### Given exercise
Provide an exact copy of the data, excluding the images.

Extracted data entries
━━━

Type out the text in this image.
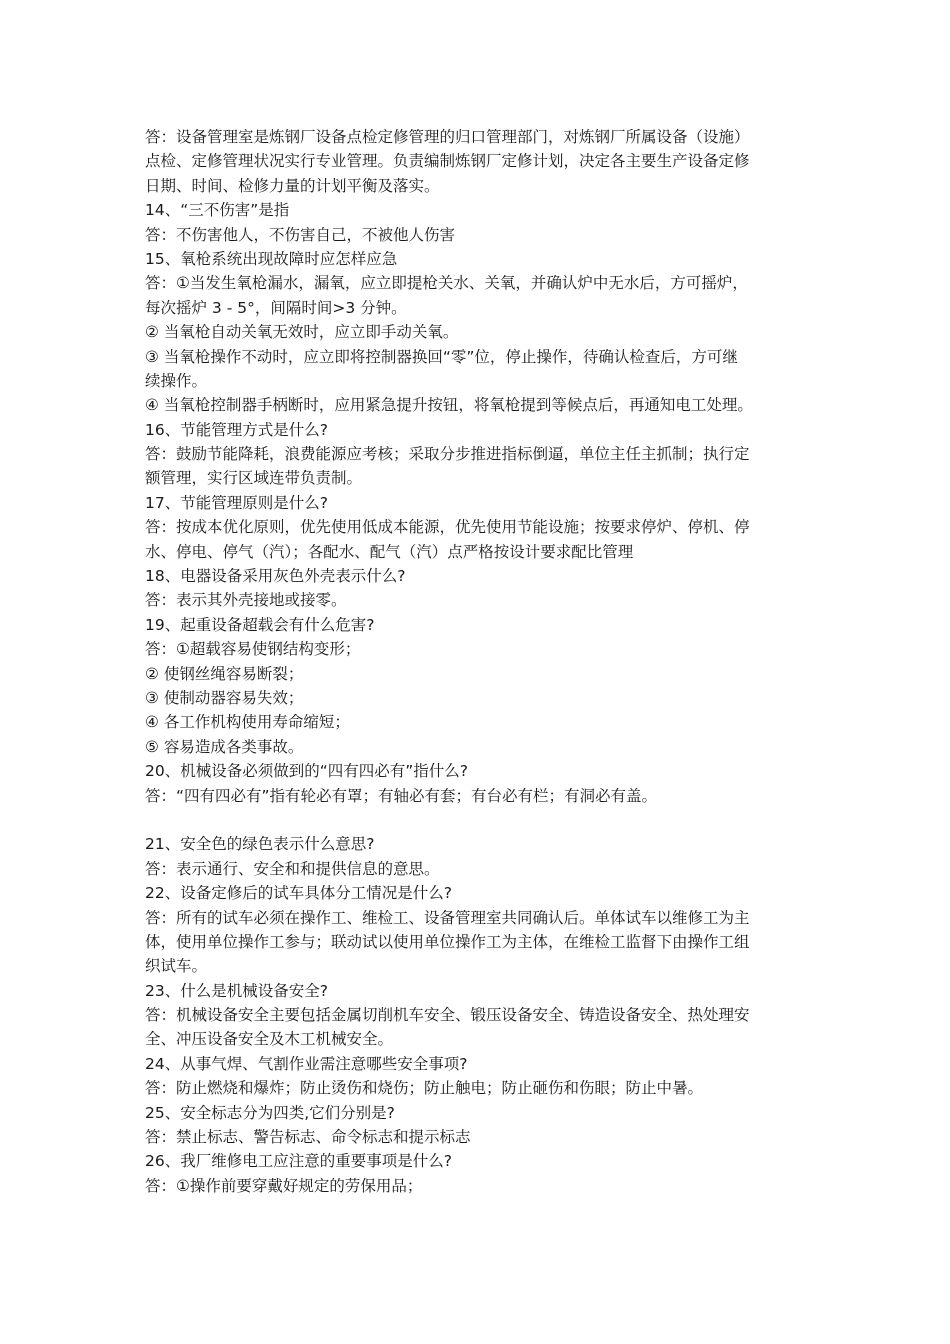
答：设备管理室是炼钢厂设备点检定修管理的归口管理部门，对炼钢厂所属设备（设施）
点检、定修管理状况实行专业管理。负责编制炼钢厂定修计划，决定各主要生产设备定修
日期、时间、检修力量的计划平衡及落实。
14、“三不伤害”是指
答：不伤害他人，不伤害自己，不被他人伤害
15、氧枪系统出现故障时应怎样应急
答：①当发生氧枪漏水，漏氧，应立即提枪关水、关氧，并确认炉中无水后，方可摇炉，
每次摇炉 3 - 5°，间隔时间>3 分钟。
② 当氧枪自动关氧无效时，应立即手动关氧。
③ 当氧枪操作不动时，应立即将控制器换回“零”位，停止操作，待确认检查后，方可继
续操作。
④ 当氧枪控制器手柄断时，应用紧急提升按钮，将氧枪提到等候点后，再通知电工处理。
16、节能管理方式是什么?
答：鼓励节能降耗，浪费能源应考核；采取分步推进指标倒逼，单位主任主抓制；执行定
额管理，实行区域连带负责制。
17、节能管理原则是什么?
答：按成本优化原则，优先使用低成本能源，优先使用节能设施；按要求停炉、停机、停
水、停电、停气（汽）；各配水、配气（汽）点严格按设计要求配比管理
18、电器设备采用灰色外壳表示什么?
答：表示其外壳接地或接零。
19、起重设备超载会有什么危害?
答：①超载容易使钢结构变形；
② 使钢丝绳容易断裂；
③ 使制动器容易失效；
④ 各工作机构使用寿命缩短；
⑤ 容易造成各类事故。
20、机械设备必须做到的“四有四必有”指什么?
答：“四有四必有”指有轮必有罩；有轴必有套；有台必有栏；有洞必有盖。
21、安全色的绿色表示什么意思?
答：表示通行、安全和和提供信息的意思。
22、设备定修后的试车具体分工情况是什么?
答：所有的试车必须在操作工、维检工、设备管理室共同确认后。单体试车以维修工为主
体，使用单位操作工参与；联动试以使用单位操作工为主体，在维检工监督下由操作工组
织试车。
23、什么是机械设备安全?
答：机械设备安全主要包括金属切削机车安全、锻压设备安全、铸造设备安全、热处理安
全、冲压设备安全及木工机械安全。
24、从事气焊、气割作业需注意哪些安全事项?
答：防止燃烧和爆炸；防止烫伤和烧伤；防止触电；防止砸伤和伤眼；防止中暑。
25、安全标志分为四类,它们分别是?
答：禁止标志、警告标志、命令标志和提示标志
26、我厂维修电工应注意的重要事项是什么?
答：①操作前要穿戴好规定的劳保用品；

━━━

### Reply
Type out the text in this image.
答：设备管理室是炼钢厂设备点检定修管理的归口管理部门，对炼钢厂所属设备（设施）
点检、定修管理状况实行专业管理。负责编制炼钢厂定修计划，决定各主要生产设备定修
日期、时间、检修力量的计划平衡及落实。
14、“三不伤害”是指
答：不伤害他人，不伤害自己，不被他人伤害
15、氧枪系统出现故障时应怎样应急
答：①当发生氧枪漏水，漏氧，应立即提枪关水、关氧，并确认炉中无水后，方可摇炉，
每次摇炉 3 - 5°，间隔时间>3 分钟。
② 当氧枪自动关氧无效时，应立即手动关氧。
③ 当氧枪操作不动时，应立即将控制器换回“零”位，停止操作，待确认检查后，方可继
续操作。
④ 当氧枪控制器手柄断时，应用紧急提升按钮，将氧枪提到等候点后，再通知电工处理。
16、节能管理方式是什么?
答：鼓励节能降耗，浪费能源应考核；采取分步推进指标倒逼，单位主任主抓制；执行定
额管理，实行区域连带负责制。
17、节能管理原则是什么?
答：按成本优化原则，优先使用低成本能源，优先使用节能设施；按要求停炉、停机、停
水、停电、停气（汽）；各配水、配气（汽）点严格按设计要求配比管理
18、电器设备采用灰色外壳表示什么?
答：表示其外壳接地或接零。
19、起重设备超载会有什么危害?
答：①超载容易使钢结构变形；
② 使钢丝绳容易断裂；
③ 使制动器容易失效；
④ 各工作机构使用寿命缩短；
⑤ 容易造成各类事故。
20、机械设备必须做到的“四有四必有”指什么?
答：“四有四必有”指有轮必有罩；有轴必有套；有台必有栏；有洞必有盖。
21、安全色的绿色表示什么意思?
答：表示通行、安全和和提供信息的意思。
22、设备定修后的试车具体分工情况是什么?
答：所有的试车必须在操作工、维检工、设备管理室共同确认后。单体试车以维修工为主
体，使用单位操作工参与；联动试以使用单位操作工为主体，在维检工监督下由操作工组
织试车。
23、什么是机械设备安全?
答：机械设备安全主要包括金属切削机车安全、锻压设备安全、铸造设备安全、热处理安
全、冲压设备安全及木工机械安全。
24、从事气焊、气割作业需注意哪些安全事项?
答：防止燃烧和爆炸；防止烫伤和烧伤；防止触电；防止砸伤和伤眼；防止中暑。
25、安全标志分为四类,它们分别是?
答：禁止标志、警告标志、命令标志和提示标志
26、我厂维修电工应注意的重要事项是什么?
答：①操作前要穿戴好规定的劳保用品；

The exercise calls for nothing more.